**EXERCISE OBJECTIVE**
In the records that follow, locate every line with "compound" and extract it.

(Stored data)
[Start]
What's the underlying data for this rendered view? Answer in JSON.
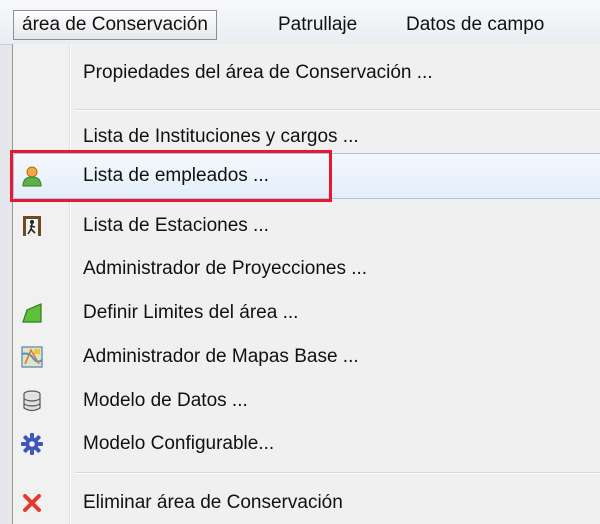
{
  "menubar": {
    "items": [
      {
        "label": "área de Conservación",
        "active": true
      },
      {
        "label": "Patrullaje",
        "active": false
      },
      {
        "label": "Datos de campo",
        "active": false
      }
    ]
  },
  "menu": {
    "items": [
      {
        "label": "Propiedades del área de Conservación ...",
        "icon": "none"
      },
      {
        "label": "Lista de Instituciones y cargos ...",
        "icon": "none"
      },
      {
        "label": "Lista de empleados ...",
        "icon": "person-icon"
      },
      {
        "label": "Lista de Estaciones ...",
        "icon": "door-exit-icon"
      },
      {
        "label": "Administrador de Proyecciones ...",
        "icon": "none"
      },
      {
        "label": "Definir Limites del área ...",
        "icon": "green-polygon-icon"
      },
      {
        "label": "Administrador de Mapas Base ...",
        "icon": "map-icon"
      },
      {
        "label": "Modelo de Datos ...",
        "icon": "database-icon"
      },
      {
        "label": "Modelo Configurable...",
        "icon": "gear-icon"
      },
      {
        "label": "Eliminar área de Conservación",
        "icon": "delete-x-icon"
      }
    ],
    "highlighted_index": 2,
    "accent_color": "#e8192c"
  }
}
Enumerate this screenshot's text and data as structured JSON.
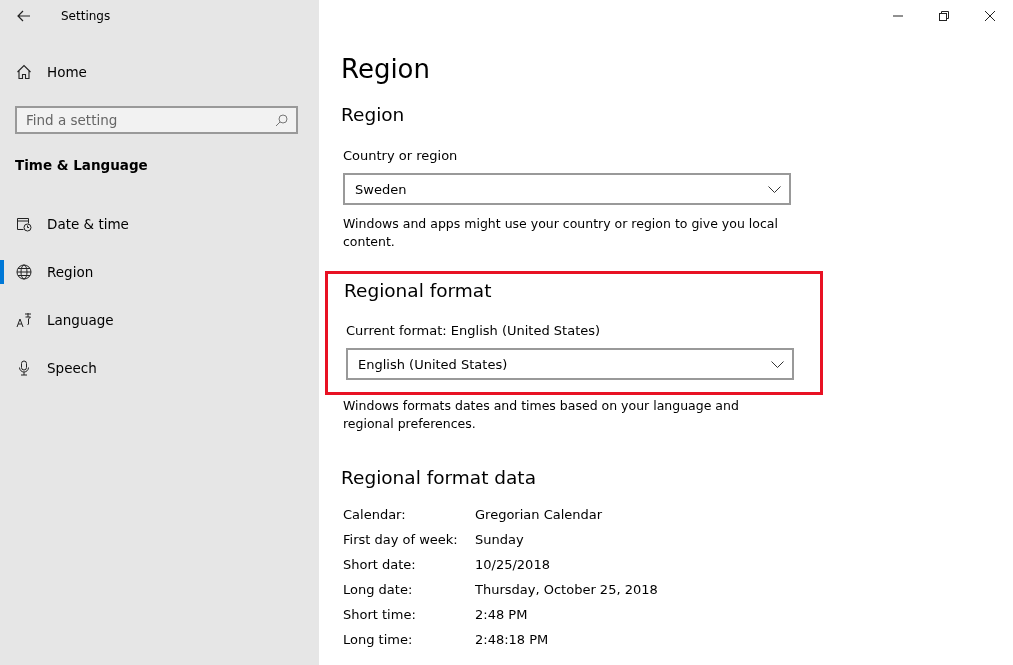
{
  "window": {
    "title": "Settings"
  },
  "sidebar": {
    "home": "Home",
    "search": {
      "placeholder": "Find a setting"
    },
    "section": "Time & Language",
    "items": [
      {
        "label": "Date & time",
        "selected": false
      },
      {
        "label": "Region",
        "selected": true
      },
      {
        "label": "Language",
        "selected": false
      },
      {
        "label": "Speech",
        "selected": false
      }
    ]
  },
  "page_title": "Region",
  "region": {
    "heading": "Region",
    "label": "Country or region",
    "value": "Sweden",
    "description": "Windows and apps might use your country or region to give you local content."
  },
  "regional_format": {
    "highlighted": true,
    "heading": "Regional format",
    "label": "Current format: English (United States)",
    "value": "English (United States)",
    "description": "Windows formats dates and times based on your language and regional preferences."
  },
  "format_data": {
    "heading": "Regional format data",
    "rows": [
      {
        "label": "Calendar:",
        "value": "Gregorian Calendar"
      },
      {
        "label": "First day of week:",
        "value": "Sunday"
      },
      {
        "label": "Short date:",
        "value": "10/25/2018"
      },
      {
        "label": "Long date:",
        "value": "Thursday, October 25, 2018"
      },
      {
        "label": "Short time:",
        "value": "2:48 PM"
      },
      {
        "label": "Long time:",
        "value": "2:48:18 PM"
      }
    ]
  }
}
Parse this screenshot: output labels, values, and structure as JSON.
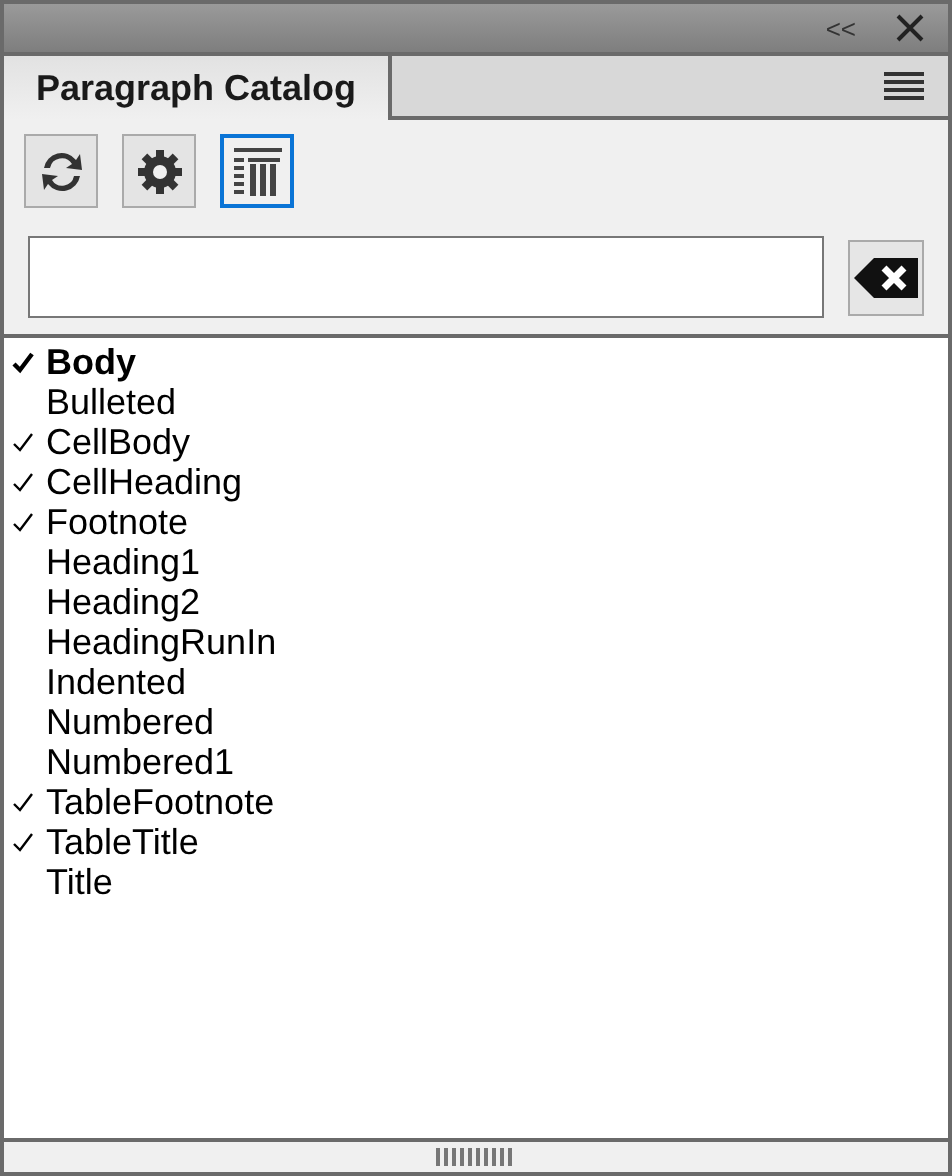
{
  "title_bar": {
    "collapse_button": "<<"
  },
  "tabs": [
    {
      "label": "Paragraph Catalog",
      "selected": true
    }
  ],
  "toolbar": [
    {
      "kind": "refresh",
      "selected": false
    },
    {
      "kind": "settings",
      "selected": false
    },
    {
      "kind": "delete",
      "selected": true
    }
  ],
  "styles": [
    {
      "name": "Body",
      "checked": true,
      "selected": true
    },
    {
      "name": "Bulleted",
      "checked": false,
      "selected": false
    },
    {
      "name": "CellBody",
      "checked": true,
      "selected": false
    },
    {
      "name": "CellHeading",
      "checked": true,
      "selected": false
    },
    {
      "name": "Footnote",
      "checked": true,
      "selected": false
    },
    {
      "name": "Heading1",
      "checked": false,
      "selected": false
    },
    {
      "name": "Heading2",
      "checked": false,
      "selected": false
    },
    {
      "name": "HeadingRunIn",
      "checked": false,
      "selected": false
    },
    {
      "name": "Indented",
      "checked": false,
      "selected": false
    },
    {
      "name": "Numbered",
      "checked": false,
      "selected": false
    },
    {
      "name": "Numbered1",
      "checked": false,
      "selected": false
    },
    {
      "name": "TableFootnote",
      "checked": true,
      "selected": false
    },
    {
      "name": "TableTitle",
      "checked": true,
      "selected": false
    },
    {
      "name": "Title",
      "checked": false,
      "selected": false
    }
  ]
}
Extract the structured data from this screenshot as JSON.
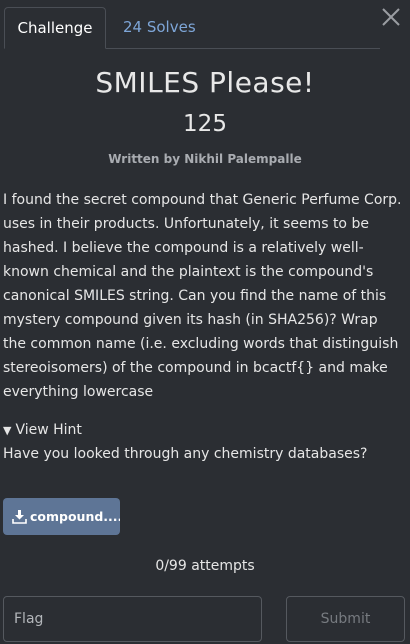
{
  "tabs": [
    {
      "label": "Challenge"
    },
    {
      "label": "24 Solves"
    }
  ],
  "challenge": {
    "title": "SMILES Please!",
    "points": "125",
    "author": "Written by Nikhil Palempalle",
    "description": "I found the secret compound that Generic Perfume Corp. uses in their products. Unfortunately, it seems to be hashed. I believe the compound is a relatively well-known chemical and the plaintext is the compound's canonical SMILES string. Can you find the name of this mystery compound given its hash (in SHA256)? Wrap the common name (i.e. excluding words that distinguish stereoisomers) of the compound in bcactf{} and make everything lowercase"
  },
  "hint": {
    "toggle_label": "View Hint",
    "text": "Have you looked through any chemistry databases?"
  },
  "file": {
    "label": "compound...."
  },
  "attempts": "0/99 attempts",
  "flag_form": {
    "placeholder": "Flag",
    "value": "",
    "submit_label": "Submit"
  },
  "colors": {
    "background": "#2b2e33",
    "tab_link": "#7ea6d8",
    "file_button": "#5e7596"
  },
  "icons": {
    "close": "close-icon",
    "hint_caret": "caret-down-icon",
    "download": "download-icon"
  }
}
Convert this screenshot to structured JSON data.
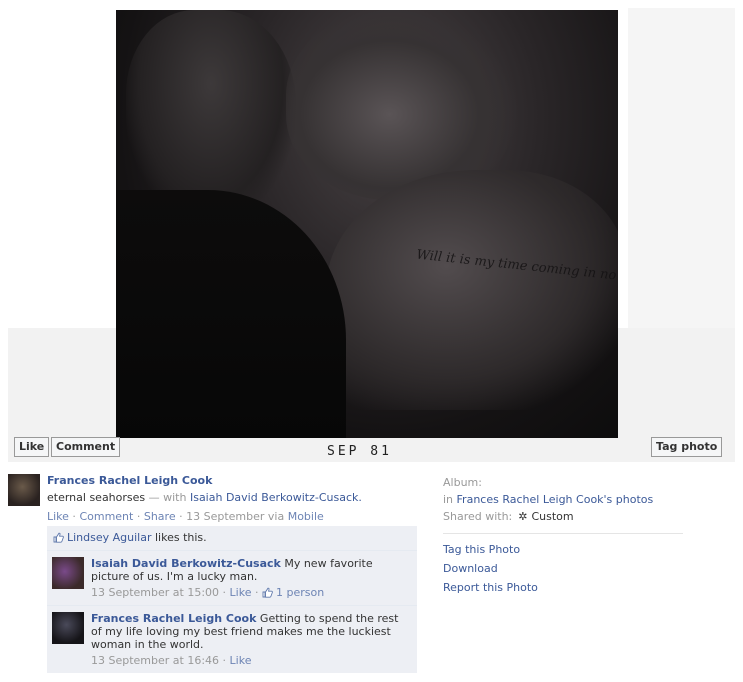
{
  "photo": {
    "tattoo_text": "Will it is my time coming in no",
    "date_stamp": "SEP   81"
  },
  "buttons": {
    "like": "Like",
    "comment": "Comment",
    "tag_photo": "Tag photo"
  },
  "post": {
    "author": "Frances Rachel Leigh Cook",
    "caption": "eternal seahorses",
    "with_prefix": " — with ",
    "tagged": "Isaiah David Berkowitz-Cusack.",
    "actions": {
      "like": "Like",
      "comment": "Comment",
      "share": "Share",
      "sep": " · ",
      "date": "13 September via ",
      "via": "Mobile"
    }
  },
  "likes": {
    "liker": "Lindsey Aguilar",
    "suffix": " likes this."
  },
  "comments": [
    {
      "author": "Isaiah David Berkowitz-Cusack",
      "text": " My new favorite picture of us. I'm a lucky man.",
      "time": "13 September at 15:00",
      "like": "Like",
      "like_count": "1 person"
    },
    {
      "author": "Frances Rachel Leigh Cook",
      "text": " Getting to spend the rest of my life loving my best friend makes me the luckiest woman in the world.",
      "time": "13 September at 16:46",
      "like": "Like"
    }
  ],
  "sidebar": {
    "album_label": "Album:",
    "album_prefix": "in ",
    "album_name": "Frances Rachel Leigh Cook's photos",
    "shared_label": "Shared with:",
    "shared_value": "Custom",
    "tag_this_photo": "Tag this Photo",
    "download": "Download",
    "report": "Report this Photo"
  },
  "colors": {
    "link": "#3b5998",
    "feedback_bg": "#edeff4",
    "muted": "#999999"
  },
  "icons": {
    "thumb": "thumbs-up-icon",
    "gear": "gear-icon"
  }
}
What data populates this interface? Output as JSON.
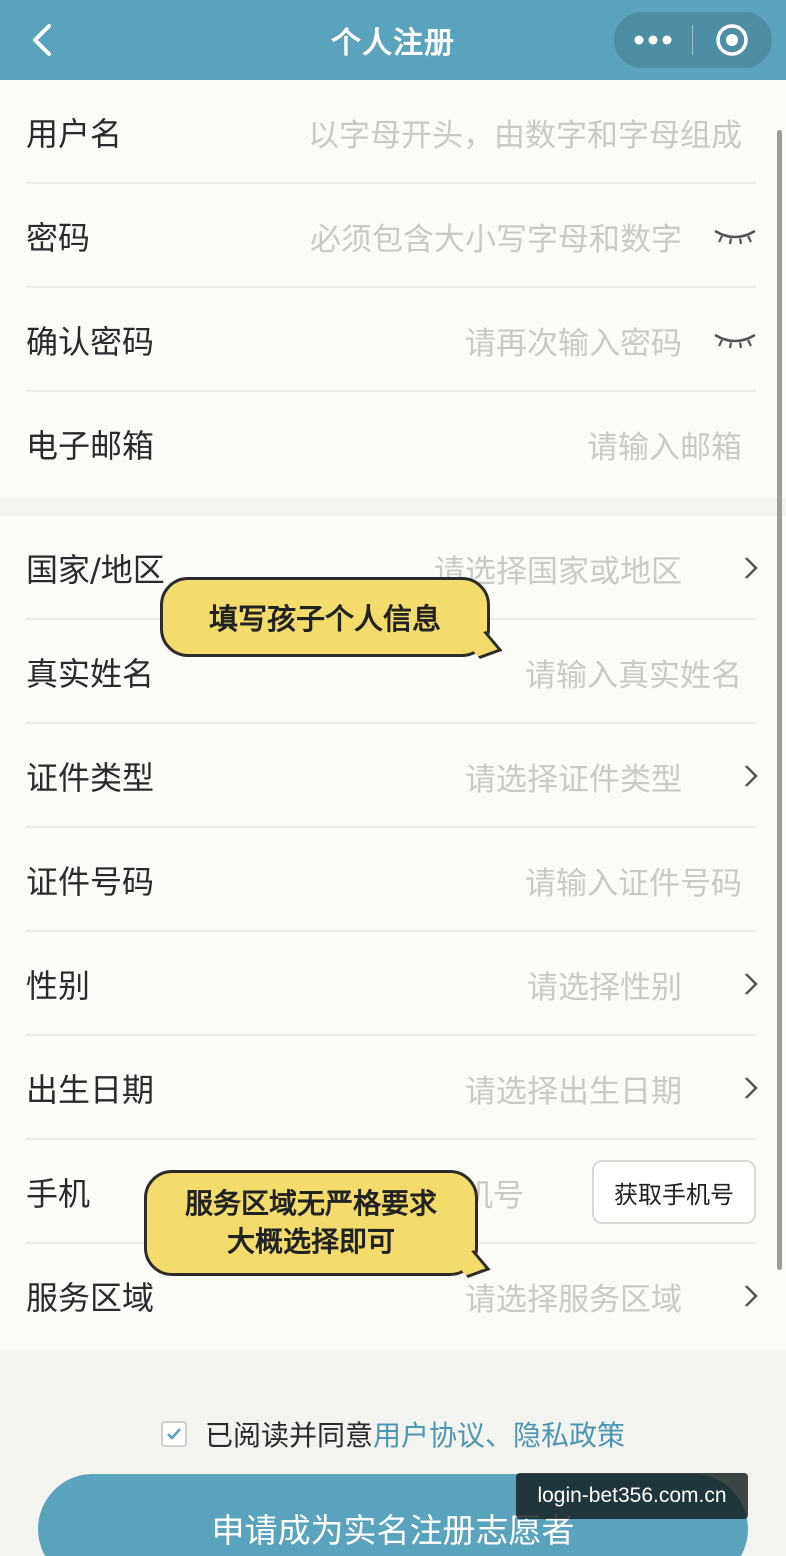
{
  "header": {
    "title": "个人注册",
    "back_icon": "chevron-left-icon",
    "more_icon": "more-dots-icon",
    "close_icon": "target-close-icon",
    "background_color": "#5aa3bd"
  },
  "account_section": {
    "fields": [
      {
        "label": "用户名",
        "placeholder": "以字母开头，由数字和字母组成"
      },
      {
        "label": "密码",
        "placeholder": "必须包含大小写字母和数字",
        "icon": "eye-closed-icon"
      },
      {
        "label": "确认密码",
        "placeholder": "请再次输入密码",
        "icon": "eye-closed-icon"
      },
      {
        "label": "电子邮箱",
        "placeholder": "请输入邮箱"
      }
    ]
  },
  "info_section": {
    "fields": [
      {
        "label": "国家/地区",
        "placeholder": "请选择国家或地区",
        "icon": "chevron-right-icon"
      },
      {
        "label": "真实姓名",
        "placeholder": "请输入真实姓名"
      },
      {
        "label": "证件类型",
        "placeholder": "请选择证件类型",
        "icon": "chevron-right-icon"
      },
      {
        "label": "证件号码",
        "placeholder": "请输入证件号码"
      },
      {
        "label": "性别",
        "placeholder": "请选择性别",
        "icon": "chevron-right-icon"
      },
      {
        "label": "出生日期",
        "placeholder": "请选择出生日期",
        "icon": "chevron-right-icon"
      },
      {
        "label": "手机",
        "placeholder": "机号",
        "button": "获取手机号"
      },
      {
        "label": "服务区域",
        "placeholder": "请选择服务区域",
        "icon": "chevron-right-icon"
      }
    ]
  },
  "annotations": {
    "bubble1": "填写孩子个人信息",
    "bubble2_line1": "服务区域无严格要求",
    "bubble2_line2": "大概选择即可"
  },
  "agreement": {
    "checked": true,
    "text": "已阅读并同意",
    "links": "用户协议、隐私政策",
    "link_color": "#4c96b3"
  },
  "submit": {
    "label": "申请成为实名注册志愿者"
  },
  "watermark": "login-bet356.com.cn"
}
[End]
**SOLUTION FOR THIS TASK**
    "description": "I found the secret compound that Generic Perfume Corp. uses in their products. Unfortunately, it seems to be hashed. I believe the compound is a relatively well-known chemical and the plaintext is the compound's canonical SMILES string. Can you find the name of this mystery compound given its hash (in SHA256)? Wrap the common name (i.e. excluding words that distinguish stereoisomers) of the compound in bcactf{} and make everything lowercase"
    "label": "compound...."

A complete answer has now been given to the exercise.